Given task: Please rewrite the opening lines of the items below as a numbered list, beginning at the very first line and stopping after the line that contains "cell-blank xyxy=(185,57,208,78)". Leave out any blank lines.

──────

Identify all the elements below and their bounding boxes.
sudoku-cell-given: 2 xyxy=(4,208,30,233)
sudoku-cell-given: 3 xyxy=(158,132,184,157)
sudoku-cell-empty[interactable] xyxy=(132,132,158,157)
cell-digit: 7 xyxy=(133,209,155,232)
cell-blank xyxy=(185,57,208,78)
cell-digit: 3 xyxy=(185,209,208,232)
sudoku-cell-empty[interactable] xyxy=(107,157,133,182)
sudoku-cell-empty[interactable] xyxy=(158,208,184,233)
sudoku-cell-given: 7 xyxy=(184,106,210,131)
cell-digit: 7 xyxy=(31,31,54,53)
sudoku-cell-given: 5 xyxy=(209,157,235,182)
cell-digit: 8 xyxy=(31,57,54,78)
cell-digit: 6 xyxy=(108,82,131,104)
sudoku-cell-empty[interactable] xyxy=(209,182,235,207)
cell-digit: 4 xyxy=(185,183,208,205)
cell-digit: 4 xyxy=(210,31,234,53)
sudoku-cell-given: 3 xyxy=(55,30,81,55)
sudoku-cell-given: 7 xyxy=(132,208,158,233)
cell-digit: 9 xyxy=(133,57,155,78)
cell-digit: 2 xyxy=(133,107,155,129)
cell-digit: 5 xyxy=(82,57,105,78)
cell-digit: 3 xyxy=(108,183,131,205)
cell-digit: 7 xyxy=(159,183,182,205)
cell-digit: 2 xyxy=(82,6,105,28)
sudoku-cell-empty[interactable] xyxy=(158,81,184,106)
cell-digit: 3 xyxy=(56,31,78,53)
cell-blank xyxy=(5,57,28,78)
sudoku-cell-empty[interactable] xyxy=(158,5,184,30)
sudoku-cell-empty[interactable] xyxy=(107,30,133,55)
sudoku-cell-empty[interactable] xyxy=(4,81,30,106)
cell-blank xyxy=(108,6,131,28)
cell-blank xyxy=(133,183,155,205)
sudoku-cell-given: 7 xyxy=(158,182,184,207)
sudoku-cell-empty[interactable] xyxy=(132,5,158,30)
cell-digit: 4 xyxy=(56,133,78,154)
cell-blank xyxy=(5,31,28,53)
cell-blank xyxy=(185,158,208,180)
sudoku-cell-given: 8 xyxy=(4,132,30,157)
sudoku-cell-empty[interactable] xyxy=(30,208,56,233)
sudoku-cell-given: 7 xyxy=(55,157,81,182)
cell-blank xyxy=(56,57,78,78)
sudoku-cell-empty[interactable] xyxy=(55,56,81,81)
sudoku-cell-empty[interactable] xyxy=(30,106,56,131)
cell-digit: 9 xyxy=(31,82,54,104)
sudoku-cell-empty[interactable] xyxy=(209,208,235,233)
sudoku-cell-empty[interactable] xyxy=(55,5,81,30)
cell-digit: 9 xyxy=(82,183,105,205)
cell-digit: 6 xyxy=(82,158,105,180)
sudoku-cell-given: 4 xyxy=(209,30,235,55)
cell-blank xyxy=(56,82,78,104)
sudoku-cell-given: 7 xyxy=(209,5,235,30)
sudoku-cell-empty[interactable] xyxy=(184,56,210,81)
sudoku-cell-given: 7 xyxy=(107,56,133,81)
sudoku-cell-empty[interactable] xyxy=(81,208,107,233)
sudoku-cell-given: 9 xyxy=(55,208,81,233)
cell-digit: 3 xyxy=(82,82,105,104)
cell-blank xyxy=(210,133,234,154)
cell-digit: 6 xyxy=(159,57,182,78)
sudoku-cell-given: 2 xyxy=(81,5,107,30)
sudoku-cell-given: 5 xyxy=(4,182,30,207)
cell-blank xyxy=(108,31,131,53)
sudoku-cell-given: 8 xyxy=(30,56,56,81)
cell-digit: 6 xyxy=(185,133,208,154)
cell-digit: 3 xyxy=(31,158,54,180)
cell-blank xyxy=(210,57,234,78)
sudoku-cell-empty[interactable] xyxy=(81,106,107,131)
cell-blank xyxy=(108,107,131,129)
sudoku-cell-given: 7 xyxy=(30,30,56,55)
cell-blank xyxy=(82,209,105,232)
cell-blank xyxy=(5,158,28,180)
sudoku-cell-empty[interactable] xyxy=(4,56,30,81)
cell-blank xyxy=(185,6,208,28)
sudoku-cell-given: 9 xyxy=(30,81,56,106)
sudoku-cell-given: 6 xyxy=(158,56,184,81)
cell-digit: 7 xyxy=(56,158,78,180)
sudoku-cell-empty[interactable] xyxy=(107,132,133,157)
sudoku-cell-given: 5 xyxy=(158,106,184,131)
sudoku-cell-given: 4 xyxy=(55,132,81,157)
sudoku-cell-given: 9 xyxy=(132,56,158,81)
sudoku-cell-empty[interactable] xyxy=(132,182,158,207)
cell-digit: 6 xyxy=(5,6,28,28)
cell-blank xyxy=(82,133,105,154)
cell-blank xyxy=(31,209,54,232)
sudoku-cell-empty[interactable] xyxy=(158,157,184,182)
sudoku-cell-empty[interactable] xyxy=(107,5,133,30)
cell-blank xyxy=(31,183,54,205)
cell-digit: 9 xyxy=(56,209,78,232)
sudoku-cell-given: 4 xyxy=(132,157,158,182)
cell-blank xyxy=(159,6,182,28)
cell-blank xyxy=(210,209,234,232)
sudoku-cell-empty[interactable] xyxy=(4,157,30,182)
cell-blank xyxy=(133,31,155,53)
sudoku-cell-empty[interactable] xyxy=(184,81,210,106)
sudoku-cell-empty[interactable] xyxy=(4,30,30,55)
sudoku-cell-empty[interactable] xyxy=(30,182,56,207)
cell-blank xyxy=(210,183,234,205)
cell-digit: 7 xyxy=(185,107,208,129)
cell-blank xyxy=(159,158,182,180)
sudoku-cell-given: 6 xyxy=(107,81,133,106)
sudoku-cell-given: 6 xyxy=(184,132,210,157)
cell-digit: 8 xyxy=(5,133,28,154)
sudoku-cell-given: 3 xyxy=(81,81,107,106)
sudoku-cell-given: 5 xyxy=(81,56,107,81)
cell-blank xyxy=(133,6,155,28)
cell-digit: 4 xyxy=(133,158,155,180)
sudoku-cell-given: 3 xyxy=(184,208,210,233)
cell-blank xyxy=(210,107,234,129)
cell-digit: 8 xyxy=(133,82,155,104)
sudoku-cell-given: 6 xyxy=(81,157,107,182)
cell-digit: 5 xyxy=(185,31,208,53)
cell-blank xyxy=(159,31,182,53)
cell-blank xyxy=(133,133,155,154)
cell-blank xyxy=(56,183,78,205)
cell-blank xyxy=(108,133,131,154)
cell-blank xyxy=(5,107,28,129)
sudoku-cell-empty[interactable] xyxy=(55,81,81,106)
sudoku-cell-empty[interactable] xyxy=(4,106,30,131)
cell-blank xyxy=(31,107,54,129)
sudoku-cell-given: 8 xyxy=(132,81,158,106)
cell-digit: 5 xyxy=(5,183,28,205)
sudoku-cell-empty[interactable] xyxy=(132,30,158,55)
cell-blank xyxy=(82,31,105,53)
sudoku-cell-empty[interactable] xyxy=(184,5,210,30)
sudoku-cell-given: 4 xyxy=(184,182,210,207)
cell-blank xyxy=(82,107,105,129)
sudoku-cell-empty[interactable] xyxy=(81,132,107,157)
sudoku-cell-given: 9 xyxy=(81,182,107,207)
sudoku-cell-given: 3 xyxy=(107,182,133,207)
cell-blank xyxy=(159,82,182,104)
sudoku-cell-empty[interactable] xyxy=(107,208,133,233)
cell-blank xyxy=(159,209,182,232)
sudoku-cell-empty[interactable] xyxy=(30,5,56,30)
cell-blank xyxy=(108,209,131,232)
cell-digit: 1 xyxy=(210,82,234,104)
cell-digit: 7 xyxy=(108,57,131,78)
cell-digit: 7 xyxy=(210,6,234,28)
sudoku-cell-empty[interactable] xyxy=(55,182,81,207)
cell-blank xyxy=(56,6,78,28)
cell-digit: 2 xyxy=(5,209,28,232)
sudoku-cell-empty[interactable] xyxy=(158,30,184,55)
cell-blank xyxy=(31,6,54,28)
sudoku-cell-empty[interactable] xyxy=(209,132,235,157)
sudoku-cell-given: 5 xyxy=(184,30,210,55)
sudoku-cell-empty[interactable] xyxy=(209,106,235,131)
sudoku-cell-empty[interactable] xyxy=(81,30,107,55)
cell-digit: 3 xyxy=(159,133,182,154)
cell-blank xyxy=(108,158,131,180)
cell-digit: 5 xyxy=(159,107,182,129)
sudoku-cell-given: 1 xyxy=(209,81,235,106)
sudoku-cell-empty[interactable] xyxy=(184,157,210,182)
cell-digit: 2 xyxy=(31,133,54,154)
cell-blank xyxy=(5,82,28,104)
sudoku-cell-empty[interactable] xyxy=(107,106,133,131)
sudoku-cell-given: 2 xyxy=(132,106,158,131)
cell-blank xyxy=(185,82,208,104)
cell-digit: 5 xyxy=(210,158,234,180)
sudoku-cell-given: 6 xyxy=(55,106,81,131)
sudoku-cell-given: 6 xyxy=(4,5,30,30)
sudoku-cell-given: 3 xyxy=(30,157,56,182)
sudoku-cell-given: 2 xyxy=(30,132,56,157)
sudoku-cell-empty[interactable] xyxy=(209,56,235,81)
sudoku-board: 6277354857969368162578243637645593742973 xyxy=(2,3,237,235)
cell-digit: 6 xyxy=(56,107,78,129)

──────

Final result:
1. Identify all the elements below and their bounding boxes.
2. sudoku-cell-given: 2 xyxy=(4,208,30,233)
3. sudoku-cell-given: 3 xyxy=(158,132,184,157)
4. sudoku-cell-empty[interactable] xyxy=(132,132,158,157)
5. cell-digit: 7 xyxy=(133,209,155,232)
6. cell-blank xyxy=(185,57,208,78)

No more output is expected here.